++++ Supplied material ++++

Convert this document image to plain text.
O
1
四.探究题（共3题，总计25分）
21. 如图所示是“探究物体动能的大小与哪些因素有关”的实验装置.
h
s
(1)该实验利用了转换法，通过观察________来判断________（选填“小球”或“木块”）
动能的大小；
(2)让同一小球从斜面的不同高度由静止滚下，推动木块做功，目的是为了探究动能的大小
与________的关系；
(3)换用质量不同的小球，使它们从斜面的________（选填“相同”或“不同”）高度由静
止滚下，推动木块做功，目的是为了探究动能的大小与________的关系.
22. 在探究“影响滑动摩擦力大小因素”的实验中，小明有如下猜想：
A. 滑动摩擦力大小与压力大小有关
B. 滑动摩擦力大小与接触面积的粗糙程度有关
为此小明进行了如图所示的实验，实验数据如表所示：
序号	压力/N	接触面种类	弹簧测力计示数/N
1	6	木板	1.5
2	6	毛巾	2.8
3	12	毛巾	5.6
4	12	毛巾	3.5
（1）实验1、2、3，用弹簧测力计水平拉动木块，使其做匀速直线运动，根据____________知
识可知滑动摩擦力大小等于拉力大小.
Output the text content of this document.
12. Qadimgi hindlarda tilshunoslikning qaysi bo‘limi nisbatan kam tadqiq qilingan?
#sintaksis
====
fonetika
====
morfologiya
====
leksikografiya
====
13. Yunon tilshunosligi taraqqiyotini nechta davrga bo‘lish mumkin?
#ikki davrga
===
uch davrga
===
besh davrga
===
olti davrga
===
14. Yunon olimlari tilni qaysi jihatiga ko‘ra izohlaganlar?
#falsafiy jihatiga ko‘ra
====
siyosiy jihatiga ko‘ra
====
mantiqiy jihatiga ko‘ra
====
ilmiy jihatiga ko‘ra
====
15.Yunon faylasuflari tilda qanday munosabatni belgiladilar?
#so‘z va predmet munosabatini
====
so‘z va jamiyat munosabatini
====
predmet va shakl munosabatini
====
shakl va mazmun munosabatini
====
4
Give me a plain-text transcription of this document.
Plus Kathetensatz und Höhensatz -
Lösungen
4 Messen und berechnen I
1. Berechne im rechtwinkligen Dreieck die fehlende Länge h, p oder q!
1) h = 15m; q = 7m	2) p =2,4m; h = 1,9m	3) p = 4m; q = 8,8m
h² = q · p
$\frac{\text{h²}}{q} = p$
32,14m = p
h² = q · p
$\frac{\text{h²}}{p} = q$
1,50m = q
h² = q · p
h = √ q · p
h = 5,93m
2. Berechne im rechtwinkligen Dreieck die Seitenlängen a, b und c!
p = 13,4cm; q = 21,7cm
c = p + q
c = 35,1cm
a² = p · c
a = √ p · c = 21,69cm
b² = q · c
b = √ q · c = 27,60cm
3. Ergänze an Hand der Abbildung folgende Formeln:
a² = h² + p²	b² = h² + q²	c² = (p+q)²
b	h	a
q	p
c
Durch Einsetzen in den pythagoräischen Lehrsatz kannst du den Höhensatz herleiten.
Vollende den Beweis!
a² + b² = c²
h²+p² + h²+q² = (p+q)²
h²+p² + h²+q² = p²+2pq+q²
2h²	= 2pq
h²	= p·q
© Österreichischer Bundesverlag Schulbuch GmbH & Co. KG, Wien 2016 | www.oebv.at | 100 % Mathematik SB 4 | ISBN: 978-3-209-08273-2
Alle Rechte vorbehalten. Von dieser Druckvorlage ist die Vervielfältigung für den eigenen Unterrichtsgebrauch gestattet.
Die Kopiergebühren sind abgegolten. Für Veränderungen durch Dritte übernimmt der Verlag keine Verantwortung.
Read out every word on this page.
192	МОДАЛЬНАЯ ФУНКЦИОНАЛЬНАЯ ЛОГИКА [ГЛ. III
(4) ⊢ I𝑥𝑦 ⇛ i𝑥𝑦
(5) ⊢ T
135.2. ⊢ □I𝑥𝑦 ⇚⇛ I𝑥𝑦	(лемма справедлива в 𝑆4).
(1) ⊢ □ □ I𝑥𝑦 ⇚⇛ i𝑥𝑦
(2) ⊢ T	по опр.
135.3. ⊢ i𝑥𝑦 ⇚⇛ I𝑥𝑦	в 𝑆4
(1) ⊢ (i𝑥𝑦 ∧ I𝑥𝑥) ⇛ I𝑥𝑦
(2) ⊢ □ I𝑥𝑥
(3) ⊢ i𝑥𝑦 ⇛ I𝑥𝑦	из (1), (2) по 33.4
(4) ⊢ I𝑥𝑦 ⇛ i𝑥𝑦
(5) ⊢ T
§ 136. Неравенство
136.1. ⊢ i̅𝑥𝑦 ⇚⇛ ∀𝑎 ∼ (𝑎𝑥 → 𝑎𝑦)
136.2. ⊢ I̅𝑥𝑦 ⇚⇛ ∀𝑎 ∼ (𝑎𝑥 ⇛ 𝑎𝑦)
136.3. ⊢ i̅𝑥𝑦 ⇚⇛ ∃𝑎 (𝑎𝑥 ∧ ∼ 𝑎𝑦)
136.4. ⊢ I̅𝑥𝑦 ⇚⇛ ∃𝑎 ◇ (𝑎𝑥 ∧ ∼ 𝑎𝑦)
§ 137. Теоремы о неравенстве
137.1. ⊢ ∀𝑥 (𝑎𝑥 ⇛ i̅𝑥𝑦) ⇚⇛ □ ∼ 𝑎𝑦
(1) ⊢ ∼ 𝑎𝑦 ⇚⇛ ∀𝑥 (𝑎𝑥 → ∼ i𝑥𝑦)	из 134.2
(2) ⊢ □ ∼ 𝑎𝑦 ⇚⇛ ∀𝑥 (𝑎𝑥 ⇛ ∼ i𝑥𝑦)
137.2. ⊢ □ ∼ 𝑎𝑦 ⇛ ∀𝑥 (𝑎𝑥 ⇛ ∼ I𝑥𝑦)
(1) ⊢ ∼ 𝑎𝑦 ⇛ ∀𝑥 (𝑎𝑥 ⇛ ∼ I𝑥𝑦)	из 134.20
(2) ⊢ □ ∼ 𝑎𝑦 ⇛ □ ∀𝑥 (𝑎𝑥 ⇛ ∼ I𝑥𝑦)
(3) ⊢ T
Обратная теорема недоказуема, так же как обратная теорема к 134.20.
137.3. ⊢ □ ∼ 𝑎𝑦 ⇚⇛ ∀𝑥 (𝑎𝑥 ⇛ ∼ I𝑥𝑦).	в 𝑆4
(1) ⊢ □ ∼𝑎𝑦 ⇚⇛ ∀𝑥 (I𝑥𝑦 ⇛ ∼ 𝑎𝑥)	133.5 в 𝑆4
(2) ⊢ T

++++

In the records above, tally the lines where the word "shakl" appears, and give the number and nothing else.

[Solution] 2